What the task requires:
Your task is to print all of the data word for word.

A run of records
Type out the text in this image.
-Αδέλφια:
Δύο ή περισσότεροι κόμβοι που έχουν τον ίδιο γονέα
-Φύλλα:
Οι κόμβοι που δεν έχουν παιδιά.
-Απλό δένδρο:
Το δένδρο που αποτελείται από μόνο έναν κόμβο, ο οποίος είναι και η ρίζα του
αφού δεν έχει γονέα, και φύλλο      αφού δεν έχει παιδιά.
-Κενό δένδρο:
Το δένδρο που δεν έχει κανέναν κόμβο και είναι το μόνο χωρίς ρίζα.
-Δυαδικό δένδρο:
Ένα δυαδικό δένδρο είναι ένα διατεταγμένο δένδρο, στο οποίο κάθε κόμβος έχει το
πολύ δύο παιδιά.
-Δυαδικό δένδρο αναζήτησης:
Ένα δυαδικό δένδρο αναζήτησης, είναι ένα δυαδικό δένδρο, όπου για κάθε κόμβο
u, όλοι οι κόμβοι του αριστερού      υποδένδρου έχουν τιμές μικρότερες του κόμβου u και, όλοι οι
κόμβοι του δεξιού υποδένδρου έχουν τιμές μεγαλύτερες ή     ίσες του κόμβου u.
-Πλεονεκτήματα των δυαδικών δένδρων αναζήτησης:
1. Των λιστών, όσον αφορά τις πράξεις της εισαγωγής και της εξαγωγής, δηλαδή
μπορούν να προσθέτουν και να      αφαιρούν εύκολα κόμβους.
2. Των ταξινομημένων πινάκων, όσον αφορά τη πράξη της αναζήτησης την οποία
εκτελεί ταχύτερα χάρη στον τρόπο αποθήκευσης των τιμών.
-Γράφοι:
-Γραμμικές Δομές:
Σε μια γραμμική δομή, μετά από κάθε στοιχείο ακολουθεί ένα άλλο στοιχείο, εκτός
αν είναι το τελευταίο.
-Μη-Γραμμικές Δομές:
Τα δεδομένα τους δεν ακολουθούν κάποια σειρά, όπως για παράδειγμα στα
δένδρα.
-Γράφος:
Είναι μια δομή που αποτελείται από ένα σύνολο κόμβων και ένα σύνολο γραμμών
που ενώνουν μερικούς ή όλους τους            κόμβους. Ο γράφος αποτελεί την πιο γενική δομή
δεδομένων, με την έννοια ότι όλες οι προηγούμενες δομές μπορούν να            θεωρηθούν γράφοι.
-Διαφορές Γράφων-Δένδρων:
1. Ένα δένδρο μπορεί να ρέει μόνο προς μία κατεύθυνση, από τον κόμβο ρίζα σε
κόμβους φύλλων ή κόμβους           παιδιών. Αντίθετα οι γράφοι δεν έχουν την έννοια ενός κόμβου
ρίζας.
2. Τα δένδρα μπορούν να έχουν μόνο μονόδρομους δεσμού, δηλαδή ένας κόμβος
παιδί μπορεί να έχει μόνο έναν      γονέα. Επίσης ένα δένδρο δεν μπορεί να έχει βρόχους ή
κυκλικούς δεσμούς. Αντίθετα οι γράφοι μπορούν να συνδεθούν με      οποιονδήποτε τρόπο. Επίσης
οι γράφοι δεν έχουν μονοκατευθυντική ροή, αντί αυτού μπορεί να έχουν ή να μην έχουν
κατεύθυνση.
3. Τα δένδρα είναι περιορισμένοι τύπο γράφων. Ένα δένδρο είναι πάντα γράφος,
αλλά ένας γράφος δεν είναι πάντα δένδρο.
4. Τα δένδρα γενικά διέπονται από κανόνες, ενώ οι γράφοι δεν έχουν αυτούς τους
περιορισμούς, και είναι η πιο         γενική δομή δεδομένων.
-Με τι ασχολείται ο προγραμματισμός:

Solution to the problem:
Type out the text in this image.
-Αδέλφια:
Δύο ή περισσότεροι κόμβοι που έχουν τον ίδιο γονέα
-Φύλλα:
Οι κόμβοι που δεν έχουν παιδιά.
-Απλό δένδρο:
Το δένδρο που αποτελείται από μόνο έναν κόμβο, ο οποίος είναι και η ρίζα του
αφού δεν έχει γονέα, και φύλλο      αφού δεν έχει παιδιά.
-Κενό δένδρο:
Το δένδρο που δεν έχει κανέναν κόμβο και είναι το μόνο χωρίς ρίζα.
-Δυαδικό δένδρο:
Ένα δυαδικό δένδρο είναι ένα διατεταγμένο δένδρο, στο οποίο κάθε κόμβος έχει το
πολύ δύο παιδιά.
-Δυαδικό δένδρο αναζήτησης:
Ένα δυαδικό δένδρο αναζήτησης, είναι ένα δυαδικό δένδρο, όπου για κάθε κόμβο
u, όλοι οι κόμβοι του αριστερού      υποδένδρου έχουν τιμές μικρότερες του κόμβου u και, όλοι οι
κόμβοι του δεξιού υποδένδρου έχουν τιμές μεγαλύτερες ή     ίσες του κόμβου u.
-Πλεονεκτήματα των δυαδικών δένδρων αναζήτησης:
1. Των λιστών, όσον αφορά τις πράξεις της εισαγωγής και της εξαγωγής, δηλαδή
μπορούν να προσθέτουν και να      αφαιρούν εύκολα κόμβους.
2. Των ταξινομημένων πινάκων, όσον αφορά τη πράξη της αναζήτησης την οποία
εκτελεί ταχύτερα χάρη στον τρόπο αποθήκευσης των τιμών.
-Γράφοι:
-Γραμμικές Δομές:
Σε μια γραμμική δομή, μετά από κάθε στοιχείο ακολουθεί ένα άλλο στοιχείο, εκτός
αν είναι το τελευταίο.
-Μη-Γραμμικές Δομές:
Τα δεδομένα τους δεν ακολουθούν κάποια σειρά, όπως για παράδειγμα στα
δένδρα.
-Γράφος:
Είναι μια δομή που αποτελείται από ένα σύνολο κόμβων και ένα σύνολο γραμμών
που ενώνουν μερικούς ή όλους τους            κόμβους. Ο γράφος αποτελεί την πιο γενική δομή
δεδομένων, με την έννοια ότι όλες οι προηγούμενες δομές μπορούν να            θεωρηθούν γράφοι.
-Διαφορές Γράφων-Δένδρων:
1. Ένα δένδρο μπορεί να ρέει μόνο προς μία κατεύθυνση, από τον κόμβο ρίζα σε
κόμβους φύλλων ή κόμβους           παιδιών. Αντίθετα οι γράφοι δεν έχουν την έννοια ενός κόμβου
ρίζας.
2. Τα δένδρα μπορούν να έχουν μόνο μονόδρομους δεσμού, δηλαδή ένας κόμβος
παιδί μπορεί να έχει μόνο έναν      γονέα. Επίσης ένα δένδρο δεν μπορεί να έχει βρόχους ή
κυκλικούς δεσμούς. Αντίθετα οι γράφοι μπορούν να συνδεθούν με      οποιονδήποτε τρόπο. Επίσης
οι γράφοι δεν έχουν μονοκατευθυντική ροή, αντί αυτού μπορεί να έχουν ή να μην έχουν
κατεύθυνση.
3. Τα δένδρα είναι περιορισμένοι τύπο γράφων. Ένα δένδρο είναι πάντα γράφος,
αλλά ένας γράφος δεν είναι πάντα δένδρο.
4. Τα δένδρα γενικά διέπονται από κανόνες, ενώ οι γράφοι δεν έχουν αυτούς τους
περιορισμούς, και είναι η πιο         γενική δομή δεδομένων.
-Με τι ασχολείται ο προγραμματισμός:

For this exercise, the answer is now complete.